THE TASK >>
In the entries below, identify every line with the string "name" and copy it.

Dataset listings of figures
(begin)

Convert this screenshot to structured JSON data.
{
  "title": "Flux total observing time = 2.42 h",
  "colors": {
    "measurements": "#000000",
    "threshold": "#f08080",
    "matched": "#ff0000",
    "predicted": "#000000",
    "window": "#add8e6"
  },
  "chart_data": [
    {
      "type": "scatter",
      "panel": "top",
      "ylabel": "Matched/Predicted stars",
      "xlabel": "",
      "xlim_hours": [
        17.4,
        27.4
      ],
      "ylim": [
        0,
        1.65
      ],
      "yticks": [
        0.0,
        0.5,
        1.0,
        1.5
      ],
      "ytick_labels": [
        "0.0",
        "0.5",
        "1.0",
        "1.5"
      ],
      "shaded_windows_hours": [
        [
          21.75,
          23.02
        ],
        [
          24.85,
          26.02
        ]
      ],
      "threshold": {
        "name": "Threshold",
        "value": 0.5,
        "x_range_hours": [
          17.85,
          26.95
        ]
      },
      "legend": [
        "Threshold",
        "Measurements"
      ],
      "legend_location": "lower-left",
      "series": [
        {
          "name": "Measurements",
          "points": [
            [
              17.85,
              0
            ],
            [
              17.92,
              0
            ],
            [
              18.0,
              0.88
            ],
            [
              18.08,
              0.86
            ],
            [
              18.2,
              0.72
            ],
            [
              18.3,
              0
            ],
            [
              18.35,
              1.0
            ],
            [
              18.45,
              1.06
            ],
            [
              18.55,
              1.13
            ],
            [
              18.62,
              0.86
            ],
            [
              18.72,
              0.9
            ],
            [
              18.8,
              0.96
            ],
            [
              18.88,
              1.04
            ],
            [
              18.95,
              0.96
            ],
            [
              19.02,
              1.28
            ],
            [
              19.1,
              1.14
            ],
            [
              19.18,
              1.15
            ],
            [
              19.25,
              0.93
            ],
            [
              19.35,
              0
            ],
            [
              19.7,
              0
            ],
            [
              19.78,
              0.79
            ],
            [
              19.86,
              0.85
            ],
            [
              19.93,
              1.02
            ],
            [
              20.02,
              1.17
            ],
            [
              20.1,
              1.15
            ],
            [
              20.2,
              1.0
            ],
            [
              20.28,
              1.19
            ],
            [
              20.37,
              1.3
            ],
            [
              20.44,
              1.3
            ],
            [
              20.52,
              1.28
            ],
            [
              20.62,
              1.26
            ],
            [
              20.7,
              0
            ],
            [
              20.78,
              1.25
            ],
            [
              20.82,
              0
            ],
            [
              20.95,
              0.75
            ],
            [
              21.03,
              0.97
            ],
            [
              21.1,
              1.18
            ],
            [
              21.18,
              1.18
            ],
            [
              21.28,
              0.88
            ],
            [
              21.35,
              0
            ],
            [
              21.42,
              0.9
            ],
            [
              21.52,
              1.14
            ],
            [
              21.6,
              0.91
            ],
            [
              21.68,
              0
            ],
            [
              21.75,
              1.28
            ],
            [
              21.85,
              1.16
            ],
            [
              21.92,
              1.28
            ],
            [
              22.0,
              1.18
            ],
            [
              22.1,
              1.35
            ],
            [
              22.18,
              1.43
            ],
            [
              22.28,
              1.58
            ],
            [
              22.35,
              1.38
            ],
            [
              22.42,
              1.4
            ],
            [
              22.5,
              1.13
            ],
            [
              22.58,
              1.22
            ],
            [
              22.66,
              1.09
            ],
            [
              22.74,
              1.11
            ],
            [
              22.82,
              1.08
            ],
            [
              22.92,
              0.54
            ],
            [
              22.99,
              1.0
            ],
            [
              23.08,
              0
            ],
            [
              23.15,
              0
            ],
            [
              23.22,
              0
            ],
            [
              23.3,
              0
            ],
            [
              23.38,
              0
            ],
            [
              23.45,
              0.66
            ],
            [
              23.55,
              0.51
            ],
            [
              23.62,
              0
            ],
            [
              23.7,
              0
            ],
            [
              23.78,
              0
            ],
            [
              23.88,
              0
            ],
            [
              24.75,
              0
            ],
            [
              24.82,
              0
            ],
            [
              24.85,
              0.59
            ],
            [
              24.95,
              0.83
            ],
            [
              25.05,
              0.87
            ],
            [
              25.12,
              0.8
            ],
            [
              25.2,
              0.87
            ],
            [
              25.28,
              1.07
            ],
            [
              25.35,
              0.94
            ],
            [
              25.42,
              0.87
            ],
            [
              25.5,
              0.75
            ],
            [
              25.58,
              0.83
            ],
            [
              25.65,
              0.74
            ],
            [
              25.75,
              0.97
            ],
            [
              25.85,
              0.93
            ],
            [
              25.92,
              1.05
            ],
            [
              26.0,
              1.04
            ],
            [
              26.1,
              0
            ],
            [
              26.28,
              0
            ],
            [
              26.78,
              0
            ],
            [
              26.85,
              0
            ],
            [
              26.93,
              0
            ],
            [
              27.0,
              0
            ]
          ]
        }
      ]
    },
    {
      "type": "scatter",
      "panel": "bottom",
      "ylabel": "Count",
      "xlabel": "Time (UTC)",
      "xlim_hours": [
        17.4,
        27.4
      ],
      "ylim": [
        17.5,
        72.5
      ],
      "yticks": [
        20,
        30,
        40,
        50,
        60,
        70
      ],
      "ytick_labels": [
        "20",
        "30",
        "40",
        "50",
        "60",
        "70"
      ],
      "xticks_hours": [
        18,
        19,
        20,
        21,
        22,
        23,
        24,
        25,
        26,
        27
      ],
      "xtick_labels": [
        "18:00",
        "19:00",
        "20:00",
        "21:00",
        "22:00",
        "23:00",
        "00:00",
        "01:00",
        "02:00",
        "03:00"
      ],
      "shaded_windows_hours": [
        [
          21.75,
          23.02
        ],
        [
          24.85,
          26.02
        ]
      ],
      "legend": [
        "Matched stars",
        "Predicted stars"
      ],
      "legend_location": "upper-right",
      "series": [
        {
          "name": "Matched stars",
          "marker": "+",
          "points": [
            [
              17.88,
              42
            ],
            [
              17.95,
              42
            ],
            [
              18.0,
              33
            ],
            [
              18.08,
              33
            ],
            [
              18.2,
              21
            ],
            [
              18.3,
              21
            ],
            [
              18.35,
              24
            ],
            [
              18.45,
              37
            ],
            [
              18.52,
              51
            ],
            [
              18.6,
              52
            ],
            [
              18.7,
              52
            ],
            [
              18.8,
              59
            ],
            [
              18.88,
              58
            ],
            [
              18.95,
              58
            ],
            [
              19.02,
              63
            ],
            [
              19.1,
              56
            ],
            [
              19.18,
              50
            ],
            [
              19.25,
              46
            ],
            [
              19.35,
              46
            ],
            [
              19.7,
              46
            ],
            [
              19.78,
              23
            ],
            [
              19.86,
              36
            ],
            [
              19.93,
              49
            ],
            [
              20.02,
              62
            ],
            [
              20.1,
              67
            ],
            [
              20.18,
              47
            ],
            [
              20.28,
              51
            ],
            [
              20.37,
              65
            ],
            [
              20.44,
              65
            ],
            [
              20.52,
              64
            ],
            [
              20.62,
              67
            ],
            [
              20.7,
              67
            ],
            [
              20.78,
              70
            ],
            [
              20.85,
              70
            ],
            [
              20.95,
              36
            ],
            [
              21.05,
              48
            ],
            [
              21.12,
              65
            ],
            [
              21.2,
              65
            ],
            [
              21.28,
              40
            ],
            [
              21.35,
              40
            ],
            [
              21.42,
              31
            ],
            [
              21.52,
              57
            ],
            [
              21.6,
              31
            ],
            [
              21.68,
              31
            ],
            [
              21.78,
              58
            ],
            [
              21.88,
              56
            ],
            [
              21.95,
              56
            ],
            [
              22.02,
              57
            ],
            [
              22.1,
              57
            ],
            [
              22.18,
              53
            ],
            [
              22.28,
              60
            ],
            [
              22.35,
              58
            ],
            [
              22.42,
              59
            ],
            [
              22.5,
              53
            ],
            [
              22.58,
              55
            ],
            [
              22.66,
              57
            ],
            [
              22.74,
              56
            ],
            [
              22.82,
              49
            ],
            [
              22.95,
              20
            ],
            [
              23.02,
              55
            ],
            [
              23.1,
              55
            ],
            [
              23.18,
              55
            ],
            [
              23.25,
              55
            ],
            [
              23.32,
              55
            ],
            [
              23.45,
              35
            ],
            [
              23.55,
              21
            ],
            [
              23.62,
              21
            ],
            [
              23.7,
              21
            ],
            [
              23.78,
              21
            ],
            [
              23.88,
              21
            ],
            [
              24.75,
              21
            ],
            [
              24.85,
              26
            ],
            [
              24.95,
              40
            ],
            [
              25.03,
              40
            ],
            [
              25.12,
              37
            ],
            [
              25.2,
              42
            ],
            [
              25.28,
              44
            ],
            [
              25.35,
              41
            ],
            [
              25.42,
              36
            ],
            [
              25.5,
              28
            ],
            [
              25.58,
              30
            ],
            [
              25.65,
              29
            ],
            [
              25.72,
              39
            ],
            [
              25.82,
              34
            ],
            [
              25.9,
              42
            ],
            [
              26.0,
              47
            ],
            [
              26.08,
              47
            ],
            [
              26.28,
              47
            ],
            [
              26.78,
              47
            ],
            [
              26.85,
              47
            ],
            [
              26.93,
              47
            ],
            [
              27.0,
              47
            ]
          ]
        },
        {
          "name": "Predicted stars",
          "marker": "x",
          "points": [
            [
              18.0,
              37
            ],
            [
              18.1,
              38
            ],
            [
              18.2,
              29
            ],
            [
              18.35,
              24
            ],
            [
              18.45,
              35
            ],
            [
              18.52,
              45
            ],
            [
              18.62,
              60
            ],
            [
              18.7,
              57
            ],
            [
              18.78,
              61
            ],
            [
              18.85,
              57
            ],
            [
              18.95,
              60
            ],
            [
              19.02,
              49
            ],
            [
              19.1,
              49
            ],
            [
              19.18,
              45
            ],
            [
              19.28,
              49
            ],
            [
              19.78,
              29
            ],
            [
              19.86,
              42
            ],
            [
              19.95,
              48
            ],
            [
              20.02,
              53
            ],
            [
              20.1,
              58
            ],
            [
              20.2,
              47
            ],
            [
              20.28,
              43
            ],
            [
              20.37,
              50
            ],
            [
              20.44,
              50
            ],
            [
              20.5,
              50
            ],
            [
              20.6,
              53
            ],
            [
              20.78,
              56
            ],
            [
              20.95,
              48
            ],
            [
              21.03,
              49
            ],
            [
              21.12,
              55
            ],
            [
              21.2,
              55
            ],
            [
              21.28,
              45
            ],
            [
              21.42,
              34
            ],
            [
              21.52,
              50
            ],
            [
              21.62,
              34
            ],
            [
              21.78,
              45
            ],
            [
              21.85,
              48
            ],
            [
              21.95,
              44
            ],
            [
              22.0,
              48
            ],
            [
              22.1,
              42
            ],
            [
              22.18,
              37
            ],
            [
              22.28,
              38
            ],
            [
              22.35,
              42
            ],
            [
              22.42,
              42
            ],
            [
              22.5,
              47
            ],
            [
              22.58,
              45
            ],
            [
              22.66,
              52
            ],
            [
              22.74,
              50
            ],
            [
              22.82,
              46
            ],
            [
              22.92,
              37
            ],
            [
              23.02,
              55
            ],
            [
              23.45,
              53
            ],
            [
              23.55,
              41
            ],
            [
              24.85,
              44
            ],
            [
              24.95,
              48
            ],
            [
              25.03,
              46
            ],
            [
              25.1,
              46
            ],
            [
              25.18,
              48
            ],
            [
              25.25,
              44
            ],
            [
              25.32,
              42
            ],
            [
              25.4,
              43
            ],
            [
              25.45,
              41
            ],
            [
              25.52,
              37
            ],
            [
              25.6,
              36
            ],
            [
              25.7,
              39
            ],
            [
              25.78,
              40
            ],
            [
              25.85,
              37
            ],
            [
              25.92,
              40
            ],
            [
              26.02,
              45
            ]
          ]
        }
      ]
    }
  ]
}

(end)

REPLY TO THE TASK >>
        "name": "Threshold",
          "name": "Measurements",
          "name": "Matched stars",
          "name": "Predicted stars",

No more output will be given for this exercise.